(Collected data)
----

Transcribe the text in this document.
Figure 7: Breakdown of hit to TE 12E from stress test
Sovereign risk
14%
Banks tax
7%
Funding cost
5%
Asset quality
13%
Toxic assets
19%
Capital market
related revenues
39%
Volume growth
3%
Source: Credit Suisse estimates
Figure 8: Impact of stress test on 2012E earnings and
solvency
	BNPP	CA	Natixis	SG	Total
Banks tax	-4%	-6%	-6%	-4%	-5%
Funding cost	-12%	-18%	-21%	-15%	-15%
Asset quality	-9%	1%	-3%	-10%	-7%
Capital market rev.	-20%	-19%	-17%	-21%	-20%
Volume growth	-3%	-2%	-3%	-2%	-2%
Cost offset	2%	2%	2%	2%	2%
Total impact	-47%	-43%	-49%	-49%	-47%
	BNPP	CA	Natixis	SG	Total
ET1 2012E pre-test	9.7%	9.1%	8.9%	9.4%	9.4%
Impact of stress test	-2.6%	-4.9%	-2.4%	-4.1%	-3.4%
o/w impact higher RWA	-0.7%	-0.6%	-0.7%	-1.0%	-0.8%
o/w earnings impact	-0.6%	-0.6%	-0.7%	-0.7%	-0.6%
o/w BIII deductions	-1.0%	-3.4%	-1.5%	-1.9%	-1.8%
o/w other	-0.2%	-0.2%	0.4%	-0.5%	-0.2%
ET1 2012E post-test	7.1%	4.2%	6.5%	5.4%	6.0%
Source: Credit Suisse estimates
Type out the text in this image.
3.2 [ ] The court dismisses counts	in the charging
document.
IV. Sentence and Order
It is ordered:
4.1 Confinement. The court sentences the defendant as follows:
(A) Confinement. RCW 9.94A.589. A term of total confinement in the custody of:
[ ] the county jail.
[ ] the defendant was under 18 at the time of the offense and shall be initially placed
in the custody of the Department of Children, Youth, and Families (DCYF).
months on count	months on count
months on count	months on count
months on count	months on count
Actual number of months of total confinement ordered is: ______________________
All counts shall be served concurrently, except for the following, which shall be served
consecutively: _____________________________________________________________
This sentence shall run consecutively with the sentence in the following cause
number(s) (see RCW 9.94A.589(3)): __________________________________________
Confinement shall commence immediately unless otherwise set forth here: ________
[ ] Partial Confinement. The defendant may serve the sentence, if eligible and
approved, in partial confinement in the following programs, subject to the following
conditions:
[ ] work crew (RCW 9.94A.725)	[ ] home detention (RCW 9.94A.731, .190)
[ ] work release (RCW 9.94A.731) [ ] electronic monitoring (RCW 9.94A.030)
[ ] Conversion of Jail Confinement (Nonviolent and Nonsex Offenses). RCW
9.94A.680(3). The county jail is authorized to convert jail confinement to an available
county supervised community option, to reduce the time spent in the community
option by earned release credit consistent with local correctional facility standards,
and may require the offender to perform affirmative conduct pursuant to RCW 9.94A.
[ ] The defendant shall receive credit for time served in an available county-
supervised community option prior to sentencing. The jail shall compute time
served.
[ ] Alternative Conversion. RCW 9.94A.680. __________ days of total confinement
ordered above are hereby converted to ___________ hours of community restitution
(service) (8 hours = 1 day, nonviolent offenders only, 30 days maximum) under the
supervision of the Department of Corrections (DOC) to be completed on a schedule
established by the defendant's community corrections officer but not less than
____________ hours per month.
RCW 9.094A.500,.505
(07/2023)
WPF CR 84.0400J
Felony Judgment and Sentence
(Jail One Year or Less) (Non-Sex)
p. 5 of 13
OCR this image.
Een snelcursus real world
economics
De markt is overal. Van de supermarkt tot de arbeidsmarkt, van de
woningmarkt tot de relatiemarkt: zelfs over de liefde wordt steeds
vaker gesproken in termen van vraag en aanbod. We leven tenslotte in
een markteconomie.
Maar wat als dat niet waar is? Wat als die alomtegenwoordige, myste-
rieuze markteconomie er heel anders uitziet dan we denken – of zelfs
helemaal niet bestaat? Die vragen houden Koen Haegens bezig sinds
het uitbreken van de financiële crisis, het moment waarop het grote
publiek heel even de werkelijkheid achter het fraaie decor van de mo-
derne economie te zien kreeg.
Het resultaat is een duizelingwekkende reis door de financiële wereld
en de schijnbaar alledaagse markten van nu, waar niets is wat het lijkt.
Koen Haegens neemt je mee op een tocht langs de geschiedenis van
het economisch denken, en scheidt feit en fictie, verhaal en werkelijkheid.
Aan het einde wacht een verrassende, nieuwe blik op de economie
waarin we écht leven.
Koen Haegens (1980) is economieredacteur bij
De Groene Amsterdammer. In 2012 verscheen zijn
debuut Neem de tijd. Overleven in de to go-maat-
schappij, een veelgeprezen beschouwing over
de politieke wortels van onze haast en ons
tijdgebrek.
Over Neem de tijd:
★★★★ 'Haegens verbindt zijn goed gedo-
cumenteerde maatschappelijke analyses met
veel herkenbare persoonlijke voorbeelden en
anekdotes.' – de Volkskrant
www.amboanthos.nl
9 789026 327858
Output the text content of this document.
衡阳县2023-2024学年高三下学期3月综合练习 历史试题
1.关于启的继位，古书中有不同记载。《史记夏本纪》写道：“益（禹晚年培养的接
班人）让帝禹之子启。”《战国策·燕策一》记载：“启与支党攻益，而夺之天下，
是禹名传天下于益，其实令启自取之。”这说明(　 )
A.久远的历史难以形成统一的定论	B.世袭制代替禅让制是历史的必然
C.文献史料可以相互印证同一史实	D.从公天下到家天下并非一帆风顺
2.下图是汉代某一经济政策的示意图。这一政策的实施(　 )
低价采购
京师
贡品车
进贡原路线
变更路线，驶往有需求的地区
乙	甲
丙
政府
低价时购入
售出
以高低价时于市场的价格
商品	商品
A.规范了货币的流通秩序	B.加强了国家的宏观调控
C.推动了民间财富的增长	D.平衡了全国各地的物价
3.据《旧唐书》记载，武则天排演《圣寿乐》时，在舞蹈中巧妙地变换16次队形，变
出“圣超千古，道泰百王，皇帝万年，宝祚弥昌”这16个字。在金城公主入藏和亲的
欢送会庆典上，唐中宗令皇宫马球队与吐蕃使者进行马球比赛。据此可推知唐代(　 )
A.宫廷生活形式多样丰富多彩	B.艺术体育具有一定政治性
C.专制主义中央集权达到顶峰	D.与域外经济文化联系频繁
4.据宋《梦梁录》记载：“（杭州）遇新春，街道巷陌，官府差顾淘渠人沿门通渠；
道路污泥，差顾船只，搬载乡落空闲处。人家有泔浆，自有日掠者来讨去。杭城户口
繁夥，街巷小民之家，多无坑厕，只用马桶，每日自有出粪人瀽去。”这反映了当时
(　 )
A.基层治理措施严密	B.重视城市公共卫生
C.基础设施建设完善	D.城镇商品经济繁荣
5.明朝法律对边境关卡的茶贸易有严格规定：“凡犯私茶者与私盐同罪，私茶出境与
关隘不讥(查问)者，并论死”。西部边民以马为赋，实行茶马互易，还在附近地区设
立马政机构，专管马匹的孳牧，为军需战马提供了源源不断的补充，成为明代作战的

----

Prompt: Retype the material in full, character for character.

Correct output:
Transcribe the text in this document.
Figure 7: Breakdown of hit to TE 12E from stress test
Sovereign risk
14%
Banks tax
7%
Funding cost
5%
Asset quality
13%
Toxic assets
19%
Capital market
related revenues
39%
Volume growth
3%
Source: Credit Suisse estimates
Figure 8: Impact of stress test on 2012E earnings and
solvency
	BNPP	CA	Natixis	SG	Total
Banks tax	-4%	-6%	-6%	-4%	-5%
Funding cost	-12%	-18%	-21%	-15%	-15%
Asset quality	-9%	1%	-3%	-10%	-7%
Capital market rev.	-20%	-19%	-17%	-21%	-20%
Volume growth	-3%	-2%	-3%	-2%	-2%
Cost offset	2%	2%	2%	2%	2%
Total impact	-47%	-43%	-49%	-49%	-47%
	BNPP	CA	Natixis	SG	Total
ET1 2012E pre-test	9.7%	9.1%	8.9%	9.4%	9.4%
Impact of stress test	-2.6%	-4.9%	-2.4%	-4.1%	-3.4%
o/w impact higher RWA	-0.7%	-0.6%	-0.7%	-1.0%	-0.8%
o/w earnings impact	-0.6%	-0.6%	-0.7%	-0.7%	-0.6%
o/w BIII deductions	-1.0%	-3.4%	-1.5%	-1.9%	-1.8%
o/w other	-0.2%	-0.2%	0.4%	-0.5%	-0.2%
ET1 2012E post-test	7.1%	4.2%	6.5%	5.4%	6.0%
Source: Credit Suisse estimates
Type out the text in this image.
3.2 [ ] The court dismisses counts	in the charging
document.
IV. Sentence and Order
It is ordered:
4.1 Confinement. The court sentences the defendant as follows:
(A) Confinement. RCW 9.94A.589. A term of total confinement in the custody of:
[ ] the county jail.
[ ] the defendant was under 18 at the time of the offense and shall be initially placed
in the custody of the Department of Children, Youth, and Families (DCYF).
months on count	months on count
months on count	months on count
months on count	months on count
Actual number of months of total confinement ordered is: ______________________
All counts shall be served concurrently, except for the following, which shall be served
consecutively: _____________________________________________________________
This sentence shall run consecutively with the sentence in the following cause
number(s) (see RCW 9.94A.589(3)): __________________________________________
Confinement shall commence immediately unless otherwise set forth here: ________
[ ] Partial Confinement. The defendant may serve the sentence, if eligible and
approved, in partial confinement in the following programs, subject to the following
conditions:
[ ] work crew (RCW 9.94A.725)	[ ] home detention (RCW 9.94A.731, .190)
[ ] work release (RCW 9.94A.731) [ ] electronic monitoring (RCW 9.94A.030)
[ ] Conversion of Jail Confinement (Nonviolent and Nonsex Offenses). RCW
9.94A.680(3). The county jail is authorized to convert jail confinement to an available
county supervised community option, to reduce the time spent in the community
option by earned release credit consistent with local correctional facility standards,
and may require the offender to perform affirmative conduct pursuant to RCW 9.94A.
[ ] The defendant shall receive credit for time served in an available county-
supervised community option prior to sentencing. The jail shall compute time
served.
[ ] Alternative Conversion. RCW 9.94A.680. __________ days of total confinement
ordered above are hereby converted to ___________ hours of community restitution
(service) (8 hours = 1 day, nonviolent offenders only, 30 days maximum) under the
supervision of the Department of Corrections (DOC) to be completed on a schedule
established by the defendant's community corrections officer but not less than
____________ hours per month.
RCW 9.094A.500,.505
(07/2023)
WPF CR 84.0400J
Felony Judgment and Sentence
(Jail One Year or Less) (Non-Sex)
p. 5 of 13
OCR this image.
Een snelcursus real world
economics
De markt is overal. Van de supermarkt tot de arbeidsmarkt, van de
woningmarkt tot de relatiemarkt: zelfs over de liefde wordt steeds
vaker gesproken in termen van vraag en aanbod. We leven tenslotte in
een markteconomie.
Maar wat als dat niet waar is? Wat als die alomtegenwoordige, myste-
rieuze markteconomie er heel anders uitziet dan we denken – of zelfs
helemaal niet bestaat? Die vragen houden Koen Haegens bezig sinds
het uitbreken van de financiële crisis, het moment waarop het grote
publiek heel even de werkelijkheid achter het fraaie decor van de mo-
derne economie te zien kreeg.
Het resultaat is een duizelingwekkende reis door de financiële wereld
en de schijnbaar alledaagse markten van nu, waar niets is wat het lijkt.
Koen Haegens neemt je mee op een tocht langs de geschiedenis van
het economisch denken, en scheidt feit en fictie, verhaal en werkelijkheid.
Aan het einde wacht een verrassende, nieuwe blik op de economie
waarin we écht leven.
Koen Haegens (1980) is economieredacteur bij
De Groene Amsterdammer. In 2012 verscheen zijn
debuut Neem de tijd. Overleven in de to go-maat-
schappij, een veelgeprezen beschouwing over
de politieke wortels van onze haast en ons
tijdgebrek.
Over Neem de tijd:
★★★★ 'Haegens verbindt zijn goed gedo-
cumenteerde maatschappelijke analyses met
veel herkenbare persoonlijke voorbeelden en
anekdotes.' – de Volkskrant
www.amboanthos.nl
9 789026 327858
Output the text content of this document.
衡阳县2023-2024学年高三下学期3月综合练习 历史试题
1.关于启的继位，古书中有不同记载。《史记夏本纪》写道：“益（禹晚年培养的接
班人）让帝禹之子启。”《战国策·燕策一》记载：“启与支党攻益，而夺之天下，
是禹名传天下于益，其实令启自取之。”这说明(　 )
A.久远的历史难以形成统一的定论	B.世袭制代替禅让制是历史的必然
C.文献史料可以相互印证同一史实	D.从公天下到家天下并非一帆风顺
2.下图是汉代某一经济政策的示意图。这一政策的实施(　 )
低价采购
京师
贡品车
进贡原路线
变更路线，驶往有需求的地区
乙	甲
丙
政府
低价时购入
售出
以高低价时于市场的价格
商品	商品
A.规范了货币的流通秩序	B.加强了国家的宏观调控
C.推动了民间财富的增长	D.平衡了全国各地的物价
3.据《旧唐书》记载，武则天排演《圣寿乐》时，在舞蹈中巧妙地变换16次队形，变
出“圣超千古，道泰百王，皇帝万年，宝祚弥昌”这16个字。在金城公主入藏和亲的
欢送会庆典上，唐中宗令皇宫马球队与吐蕃使者进行马球比赛。据此可推知唐代(　 )
A.宫廷生活形式多样丰富多彩	B.艺术体育具有一定政治性
C.专制主义中央集权达到顶峰	D.与域外经济文化联系频繁
4.据宋《梦梁录》记载：“（杭州）遇新春，街道巷陌，官府差顾淘渠人沿门通渠；
道路污泥，差顾船只，搬载乡落空闲处。人家有泔浆，自有日掠者来讨去。杭城户口
繁夥，街巷小民之家，多无坑厕，只用马桶，每日自有出粪人瀽去。”这反映了当时
(　 )
A.基层治理措施严密	B.重视城市公共卫生
C.基础设施建设完善	D.城镇商品经济繁荣
5.明朝法律对边境关卡的茶贸易有严格规定：“凡犯私茶者与私盐同罪，私茶出境与
关隘不讥(查问)者，并论死”。西部边民以马为赋，实行茶马互易，还在附近地区设
立马政机构，专管马匹的孳牧，为军需战马提供了源源不断的补充，成为明代作战的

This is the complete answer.